Data entries
•••••

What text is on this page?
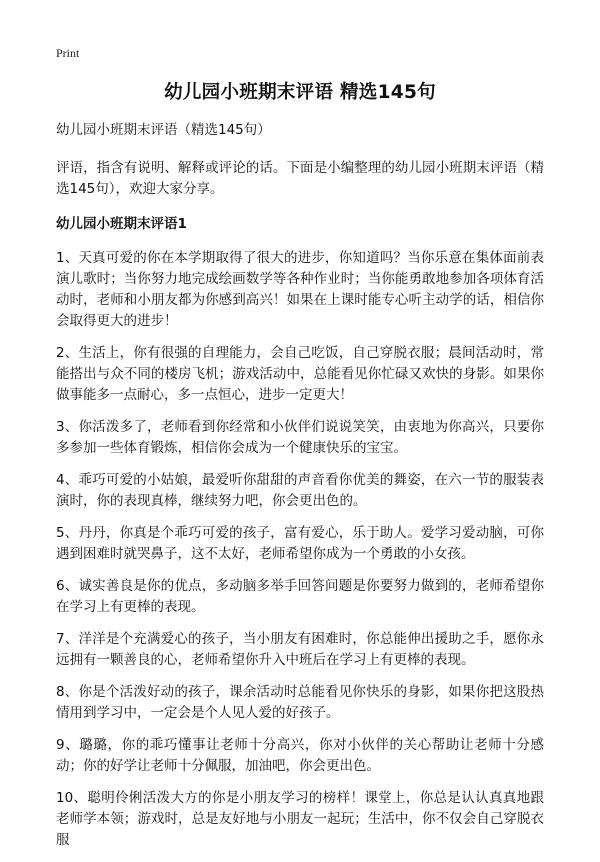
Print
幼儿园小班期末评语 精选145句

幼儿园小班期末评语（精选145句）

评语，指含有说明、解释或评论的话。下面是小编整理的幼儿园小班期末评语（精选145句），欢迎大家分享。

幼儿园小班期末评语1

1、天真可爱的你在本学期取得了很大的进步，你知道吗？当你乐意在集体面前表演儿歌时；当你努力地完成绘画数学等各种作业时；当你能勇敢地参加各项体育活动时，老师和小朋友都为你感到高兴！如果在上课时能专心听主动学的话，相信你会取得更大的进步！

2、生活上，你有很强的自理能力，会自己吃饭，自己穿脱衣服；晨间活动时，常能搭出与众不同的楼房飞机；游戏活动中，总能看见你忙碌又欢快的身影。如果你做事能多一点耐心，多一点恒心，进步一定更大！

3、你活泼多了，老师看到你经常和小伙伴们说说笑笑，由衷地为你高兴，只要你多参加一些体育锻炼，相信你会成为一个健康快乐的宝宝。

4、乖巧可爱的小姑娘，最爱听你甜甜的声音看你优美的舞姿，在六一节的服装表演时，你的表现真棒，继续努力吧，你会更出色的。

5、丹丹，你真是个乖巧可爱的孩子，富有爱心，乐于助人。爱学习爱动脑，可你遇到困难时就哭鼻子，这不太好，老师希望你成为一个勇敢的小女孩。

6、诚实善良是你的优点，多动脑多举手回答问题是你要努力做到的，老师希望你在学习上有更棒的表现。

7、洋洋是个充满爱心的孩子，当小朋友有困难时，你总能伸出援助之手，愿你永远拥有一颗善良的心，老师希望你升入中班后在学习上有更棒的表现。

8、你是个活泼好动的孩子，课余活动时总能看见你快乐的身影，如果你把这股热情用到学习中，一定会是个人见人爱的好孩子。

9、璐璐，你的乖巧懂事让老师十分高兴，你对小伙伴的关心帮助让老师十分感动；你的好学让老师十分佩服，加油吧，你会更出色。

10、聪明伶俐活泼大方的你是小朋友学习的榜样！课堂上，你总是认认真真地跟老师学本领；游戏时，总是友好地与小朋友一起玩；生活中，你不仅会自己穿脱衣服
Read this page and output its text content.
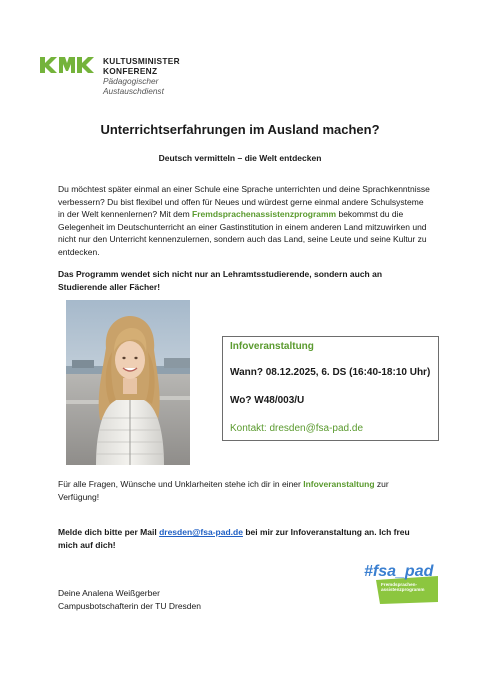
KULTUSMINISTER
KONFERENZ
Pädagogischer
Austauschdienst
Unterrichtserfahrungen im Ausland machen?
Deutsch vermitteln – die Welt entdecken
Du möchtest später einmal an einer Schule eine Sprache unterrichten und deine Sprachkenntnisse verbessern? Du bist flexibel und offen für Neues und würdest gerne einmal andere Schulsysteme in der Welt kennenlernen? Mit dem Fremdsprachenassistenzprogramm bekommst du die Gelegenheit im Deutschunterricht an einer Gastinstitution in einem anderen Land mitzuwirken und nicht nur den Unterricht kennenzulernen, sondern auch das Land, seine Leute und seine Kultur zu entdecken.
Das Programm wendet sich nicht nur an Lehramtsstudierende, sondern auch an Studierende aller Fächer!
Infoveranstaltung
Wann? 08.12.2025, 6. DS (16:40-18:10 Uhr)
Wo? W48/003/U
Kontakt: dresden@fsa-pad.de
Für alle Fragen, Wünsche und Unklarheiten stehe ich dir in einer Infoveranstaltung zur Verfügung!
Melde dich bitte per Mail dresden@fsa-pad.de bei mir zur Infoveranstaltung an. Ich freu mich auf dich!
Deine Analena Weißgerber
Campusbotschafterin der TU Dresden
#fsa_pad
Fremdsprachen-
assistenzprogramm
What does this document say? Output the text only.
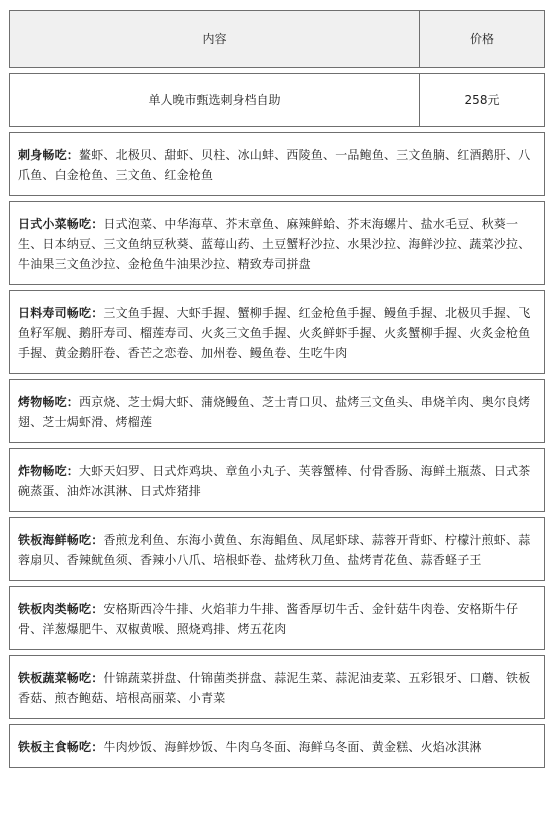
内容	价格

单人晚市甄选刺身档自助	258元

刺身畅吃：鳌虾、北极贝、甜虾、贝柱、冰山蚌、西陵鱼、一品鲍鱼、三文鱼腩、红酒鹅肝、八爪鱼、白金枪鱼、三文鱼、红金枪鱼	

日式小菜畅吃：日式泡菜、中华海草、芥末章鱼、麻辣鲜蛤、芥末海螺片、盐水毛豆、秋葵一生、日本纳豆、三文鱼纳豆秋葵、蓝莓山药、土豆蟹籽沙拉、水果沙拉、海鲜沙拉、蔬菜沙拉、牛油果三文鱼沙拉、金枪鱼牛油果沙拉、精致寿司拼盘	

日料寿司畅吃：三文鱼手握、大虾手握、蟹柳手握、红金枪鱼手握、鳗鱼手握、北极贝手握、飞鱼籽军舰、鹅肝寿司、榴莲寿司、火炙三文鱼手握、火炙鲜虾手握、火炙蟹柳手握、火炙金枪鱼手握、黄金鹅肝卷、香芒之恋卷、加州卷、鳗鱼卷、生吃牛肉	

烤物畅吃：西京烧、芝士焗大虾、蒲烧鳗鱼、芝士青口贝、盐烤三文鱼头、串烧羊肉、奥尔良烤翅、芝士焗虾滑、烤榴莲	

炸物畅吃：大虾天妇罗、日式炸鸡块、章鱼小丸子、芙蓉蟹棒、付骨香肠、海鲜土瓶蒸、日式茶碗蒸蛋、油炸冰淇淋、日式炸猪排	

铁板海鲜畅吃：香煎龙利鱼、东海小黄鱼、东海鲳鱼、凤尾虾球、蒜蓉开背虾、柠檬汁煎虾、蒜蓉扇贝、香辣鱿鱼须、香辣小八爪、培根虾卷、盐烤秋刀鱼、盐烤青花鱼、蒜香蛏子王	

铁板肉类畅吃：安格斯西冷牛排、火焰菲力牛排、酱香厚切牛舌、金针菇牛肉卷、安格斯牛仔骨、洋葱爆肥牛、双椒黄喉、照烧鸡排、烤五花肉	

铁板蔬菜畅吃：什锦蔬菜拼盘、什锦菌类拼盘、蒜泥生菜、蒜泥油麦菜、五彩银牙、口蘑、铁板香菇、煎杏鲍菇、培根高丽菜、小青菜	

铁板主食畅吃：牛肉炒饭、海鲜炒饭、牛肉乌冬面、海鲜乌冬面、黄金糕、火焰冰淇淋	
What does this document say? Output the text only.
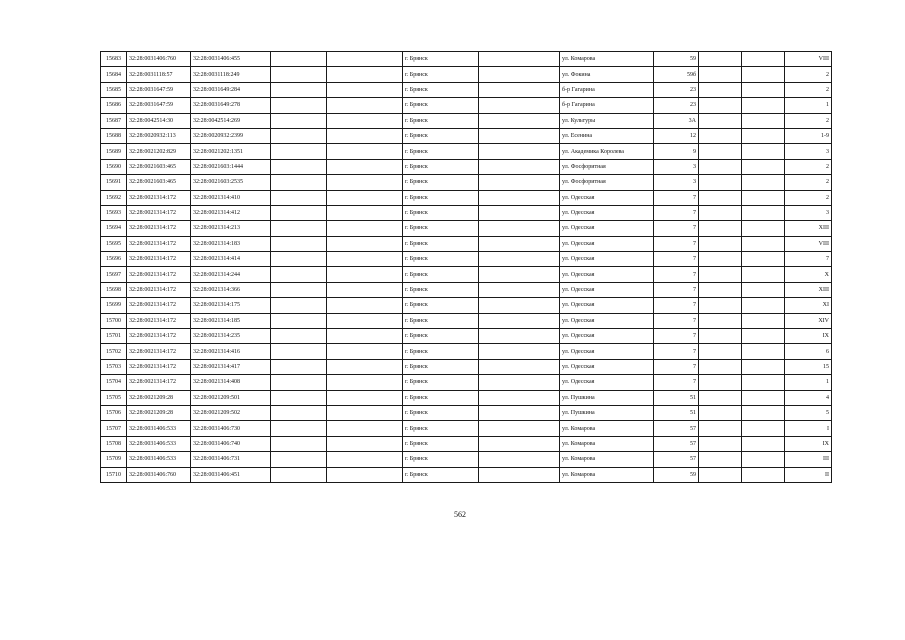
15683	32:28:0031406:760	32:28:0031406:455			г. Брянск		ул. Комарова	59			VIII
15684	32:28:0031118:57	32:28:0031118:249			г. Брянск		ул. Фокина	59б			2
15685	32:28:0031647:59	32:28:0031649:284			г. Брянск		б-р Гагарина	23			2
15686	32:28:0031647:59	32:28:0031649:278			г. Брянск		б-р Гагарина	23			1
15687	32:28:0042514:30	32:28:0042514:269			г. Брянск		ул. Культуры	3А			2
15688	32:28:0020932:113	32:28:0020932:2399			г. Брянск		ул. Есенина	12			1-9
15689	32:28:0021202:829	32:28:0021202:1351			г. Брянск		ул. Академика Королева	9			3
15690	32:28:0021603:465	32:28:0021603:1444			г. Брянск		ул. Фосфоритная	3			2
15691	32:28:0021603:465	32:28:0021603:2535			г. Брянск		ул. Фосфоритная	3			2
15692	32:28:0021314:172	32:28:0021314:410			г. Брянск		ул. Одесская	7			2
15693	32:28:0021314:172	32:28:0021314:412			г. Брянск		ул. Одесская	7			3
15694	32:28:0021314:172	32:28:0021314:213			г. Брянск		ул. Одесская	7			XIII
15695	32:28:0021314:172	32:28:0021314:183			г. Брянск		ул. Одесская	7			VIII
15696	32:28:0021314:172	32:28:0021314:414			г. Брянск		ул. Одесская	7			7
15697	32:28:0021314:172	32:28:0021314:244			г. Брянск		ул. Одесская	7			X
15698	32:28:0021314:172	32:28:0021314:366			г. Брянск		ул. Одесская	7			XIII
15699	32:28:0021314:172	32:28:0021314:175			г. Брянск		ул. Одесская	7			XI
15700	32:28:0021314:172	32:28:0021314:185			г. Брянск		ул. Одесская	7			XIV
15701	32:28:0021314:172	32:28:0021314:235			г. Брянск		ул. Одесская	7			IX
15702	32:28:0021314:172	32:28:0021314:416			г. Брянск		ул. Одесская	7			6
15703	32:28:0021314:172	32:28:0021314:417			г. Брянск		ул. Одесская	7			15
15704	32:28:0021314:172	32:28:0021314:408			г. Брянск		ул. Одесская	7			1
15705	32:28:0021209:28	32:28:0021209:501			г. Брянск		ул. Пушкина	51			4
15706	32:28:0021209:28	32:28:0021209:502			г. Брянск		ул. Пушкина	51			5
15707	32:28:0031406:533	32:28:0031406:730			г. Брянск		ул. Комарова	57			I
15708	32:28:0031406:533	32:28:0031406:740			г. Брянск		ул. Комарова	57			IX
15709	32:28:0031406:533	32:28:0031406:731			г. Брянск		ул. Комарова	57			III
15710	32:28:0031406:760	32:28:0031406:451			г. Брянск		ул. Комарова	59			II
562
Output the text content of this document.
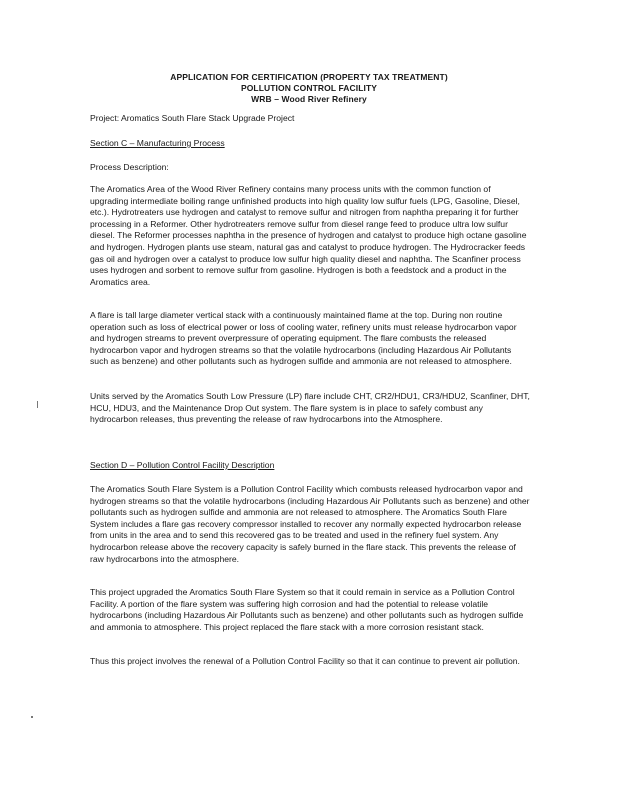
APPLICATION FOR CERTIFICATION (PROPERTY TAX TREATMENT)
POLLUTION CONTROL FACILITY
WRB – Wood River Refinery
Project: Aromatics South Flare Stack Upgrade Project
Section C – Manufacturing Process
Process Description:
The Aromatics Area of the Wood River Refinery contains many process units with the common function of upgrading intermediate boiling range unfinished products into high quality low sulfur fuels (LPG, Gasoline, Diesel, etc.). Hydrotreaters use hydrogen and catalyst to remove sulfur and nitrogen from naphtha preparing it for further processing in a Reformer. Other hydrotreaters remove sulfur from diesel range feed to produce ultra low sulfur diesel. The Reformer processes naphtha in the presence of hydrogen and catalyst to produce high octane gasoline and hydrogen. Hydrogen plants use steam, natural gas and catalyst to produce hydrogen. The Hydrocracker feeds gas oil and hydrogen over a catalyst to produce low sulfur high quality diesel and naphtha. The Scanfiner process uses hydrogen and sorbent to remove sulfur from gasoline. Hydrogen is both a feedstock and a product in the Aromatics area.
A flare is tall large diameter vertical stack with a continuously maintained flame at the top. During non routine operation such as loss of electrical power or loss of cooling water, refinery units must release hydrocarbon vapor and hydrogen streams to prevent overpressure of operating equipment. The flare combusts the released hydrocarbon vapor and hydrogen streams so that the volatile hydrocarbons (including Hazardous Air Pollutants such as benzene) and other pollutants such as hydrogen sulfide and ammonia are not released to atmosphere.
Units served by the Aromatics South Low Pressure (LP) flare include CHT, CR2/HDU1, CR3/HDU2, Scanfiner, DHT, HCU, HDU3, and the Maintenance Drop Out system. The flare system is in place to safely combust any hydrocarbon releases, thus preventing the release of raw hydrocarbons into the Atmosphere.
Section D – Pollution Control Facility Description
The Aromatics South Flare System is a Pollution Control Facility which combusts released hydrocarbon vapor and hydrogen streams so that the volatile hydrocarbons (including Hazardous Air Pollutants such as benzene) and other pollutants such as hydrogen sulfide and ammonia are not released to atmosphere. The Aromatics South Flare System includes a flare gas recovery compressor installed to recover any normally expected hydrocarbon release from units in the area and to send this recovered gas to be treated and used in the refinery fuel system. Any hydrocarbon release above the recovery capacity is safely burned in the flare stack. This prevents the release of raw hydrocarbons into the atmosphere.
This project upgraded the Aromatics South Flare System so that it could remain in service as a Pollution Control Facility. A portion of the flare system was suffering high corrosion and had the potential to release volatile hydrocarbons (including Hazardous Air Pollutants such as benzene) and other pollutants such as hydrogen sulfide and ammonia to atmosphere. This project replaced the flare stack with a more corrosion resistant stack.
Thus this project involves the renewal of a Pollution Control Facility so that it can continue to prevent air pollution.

•••••

Find every line in the records that contains the word "Welt"; copy those lines.

Deutsch vermitteln – die Welt entdecken
Du möchtest später einmal an einer Schule eine Sprache unterrichten und deine Sprachkenntnisse verbessern? Du bist flexibel und offen für Neues und würdest gerne einmal andere Schulsysteme in der Welt kennenlernen? Mit dem Fremdsprachenassistenzprogramm bekommst du die Gelegenheit im Deutschunterricht an einer Gastinstitution in einem anderen Land mitzuwirken und nicht nur den Unterricht kennenzulernen, sondern auch das Land, seine Leute und seine Kultur zu entdecken.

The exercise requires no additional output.